* **문서 본문**
------------------------

Hard negative mining
# Random negative = easy.
# Better: similar but wrong = hard negative.
for query, positive_doc in queries:
# 일반 embedding 로 top 10 검색
top_10 = embed_search(query, k=10)
# Positive 가 top_10 에 있다면 — 다른 docs = hard negatives
for doc in top_10:
if doc != positive_doc:
pairs.append((query, doc, 0.0))
→ 더 좋은 fine-tune.
Evaluation
from sentence_transformers.evaluation import EmbeddingSimilarityEvaluator
evaluator = EmbeddingSimilarityEvaluator.from_input_examples(
test_examples,
name='domain-test',
)
# Evaluator 가 model 에 적용
score = evaluator(model, output_path='./eval')
print(f'Similarity score: {score}')
# Top-K accuracy
def evaluate(model, queries, docs, ground_truth):
correct = 0
for q, true_doc in zip(queries, ground_truth):
embeddings = model.encode([q] + docs)

------------------------

[문서 레이아웃 감지 데이터]

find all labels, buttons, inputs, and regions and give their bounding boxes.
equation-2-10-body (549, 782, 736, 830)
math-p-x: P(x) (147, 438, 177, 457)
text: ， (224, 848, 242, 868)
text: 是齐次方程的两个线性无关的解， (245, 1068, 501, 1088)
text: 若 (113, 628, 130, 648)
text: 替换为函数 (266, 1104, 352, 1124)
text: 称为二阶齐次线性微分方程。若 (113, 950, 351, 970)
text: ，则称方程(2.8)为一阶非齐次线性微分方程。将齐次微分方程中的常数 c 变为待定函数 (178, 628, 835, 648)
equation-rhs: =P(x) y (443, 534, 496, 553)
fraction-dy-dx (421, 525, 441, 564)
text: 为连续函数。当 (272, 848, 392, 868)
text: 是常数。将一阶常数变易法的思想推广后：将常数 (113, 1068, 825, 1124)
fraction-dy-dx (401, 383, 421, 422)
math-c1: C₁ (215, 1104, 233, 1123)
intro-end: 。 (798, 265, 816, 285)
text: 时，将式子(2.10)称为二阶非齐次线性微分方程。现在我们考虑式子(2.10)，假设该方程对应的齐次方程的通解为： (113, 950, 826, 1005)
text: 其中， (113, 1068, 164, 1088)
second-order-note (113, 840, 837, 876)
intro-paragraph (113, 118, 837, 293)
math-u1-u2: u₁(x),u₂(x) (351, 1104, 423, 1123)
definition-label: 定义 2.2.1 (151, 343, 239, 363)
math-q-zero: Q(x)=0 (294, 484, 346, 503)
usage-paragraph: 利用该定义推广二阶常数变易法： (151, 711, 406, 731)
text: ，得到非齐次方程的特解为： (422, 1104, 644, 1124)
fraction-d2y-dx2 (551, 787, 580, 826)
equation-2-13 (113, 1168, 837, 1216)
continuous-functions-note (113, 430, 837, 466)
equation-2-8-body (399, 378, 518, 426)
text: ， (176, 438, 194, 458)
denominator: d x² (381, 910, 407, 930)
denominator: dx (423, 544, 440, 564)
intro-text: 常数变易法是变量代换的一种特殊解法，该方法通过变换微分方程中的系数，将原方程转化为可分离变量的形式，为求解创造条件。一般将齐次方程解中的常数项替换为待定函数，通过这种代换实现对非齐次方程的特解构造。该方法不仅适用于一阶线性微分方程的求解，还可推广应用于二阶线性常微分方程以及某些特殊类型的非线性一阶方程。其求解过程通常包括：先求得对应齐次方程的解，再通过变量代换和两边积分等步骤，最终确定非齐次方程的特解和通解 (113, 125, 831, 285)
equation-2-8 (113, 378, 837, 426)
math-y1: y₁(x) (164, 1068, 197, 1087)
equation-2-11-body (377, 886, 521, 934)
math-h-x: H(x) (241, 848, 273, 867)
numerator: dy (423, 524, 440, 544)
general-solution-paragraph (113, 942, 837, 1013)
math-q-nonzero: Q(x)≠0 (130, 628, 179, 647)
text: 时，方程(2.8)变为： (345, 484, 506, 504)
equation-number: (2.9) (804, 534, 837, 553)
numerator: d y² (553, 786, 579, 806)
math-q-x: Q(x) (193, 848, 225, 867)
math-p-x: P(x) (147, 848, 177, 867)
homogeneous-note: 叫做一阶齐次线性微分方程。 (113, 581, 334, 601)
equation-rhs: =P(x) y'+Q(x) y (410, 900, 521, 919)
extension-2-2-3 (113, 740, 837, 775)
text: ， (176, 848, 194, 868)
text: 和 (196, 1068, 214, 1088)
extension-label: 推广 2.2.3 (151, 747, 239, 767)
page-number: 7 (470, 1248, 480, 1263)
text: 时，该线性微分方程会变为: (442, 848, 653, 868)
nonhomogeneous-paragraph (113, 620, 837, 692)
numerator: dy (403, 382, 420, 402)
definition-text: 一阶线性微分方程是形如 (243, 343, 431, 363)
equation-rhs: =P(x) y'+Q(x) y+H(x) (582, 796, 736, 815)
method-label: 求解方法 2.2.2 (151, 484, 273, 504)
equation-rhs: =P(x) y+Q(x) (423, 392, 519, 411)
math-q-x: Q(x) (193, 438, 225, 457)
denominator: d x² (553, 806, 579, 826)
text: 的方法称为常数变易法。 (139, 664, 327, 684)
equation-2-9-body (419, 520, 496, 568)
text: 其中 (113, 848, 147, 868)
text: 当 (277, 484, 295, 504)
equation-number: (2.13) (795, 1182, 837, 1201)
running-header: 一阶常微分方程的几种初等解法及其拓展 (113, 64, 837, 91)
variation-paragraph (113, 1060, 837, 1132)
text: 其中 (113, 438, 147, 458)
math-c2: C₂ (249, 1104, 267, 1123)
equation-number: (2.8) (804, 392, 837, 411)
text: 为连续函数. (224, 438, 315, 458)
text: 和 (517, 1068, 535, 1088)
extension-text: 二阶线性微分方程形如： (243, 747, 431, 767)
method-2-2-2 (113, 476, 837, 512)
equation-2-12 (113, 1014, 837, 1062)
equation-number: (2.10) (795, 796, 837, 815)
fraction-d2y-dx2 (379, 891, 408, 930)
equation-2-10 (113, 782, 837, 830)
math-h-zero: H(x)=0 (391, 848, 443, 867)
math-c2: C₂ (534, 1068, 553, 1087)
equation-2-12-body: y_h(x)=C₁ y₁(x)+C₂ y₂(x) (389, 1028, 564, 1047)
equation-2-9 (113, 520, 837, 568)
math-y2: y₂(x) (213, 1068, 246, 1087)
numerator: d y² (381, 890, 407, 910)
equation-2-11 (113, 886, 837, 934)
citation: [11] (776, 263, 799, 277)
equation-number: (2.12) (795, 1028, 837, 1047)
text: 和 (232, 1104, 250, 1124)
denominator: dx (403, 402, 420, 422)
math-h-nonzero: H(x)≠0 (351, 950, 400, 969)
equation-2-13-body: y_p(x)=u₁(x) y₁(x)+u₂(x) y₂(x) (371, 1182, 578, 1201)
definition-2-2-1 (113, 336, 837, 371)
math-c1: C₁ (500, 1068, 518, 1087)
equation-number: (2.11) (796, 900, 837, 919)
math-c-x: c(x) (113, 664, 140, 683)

------------------------

* **연습 목표**
위 문서 본문 가운데 "for query, positive_doc" 문구가 있는 곳에서 시작하여 "pairs.append((query, doc, 0.0))" 문구에서 끝나는 대목을 한 글자도 바꾸지 말고 다시 옮겨 쓰시오.

* **연습 결과**
for query, positive_doc in queries:
# 일반 embedding 로 top 10 검색
top_10 = embed_search(query, k=10)
# Positive 가 top_10 에 있다면 — 다른 docs = hard negatives
for doc in top_10:
if doc != positive_doc:
pairs.append((query, doc, 0.0))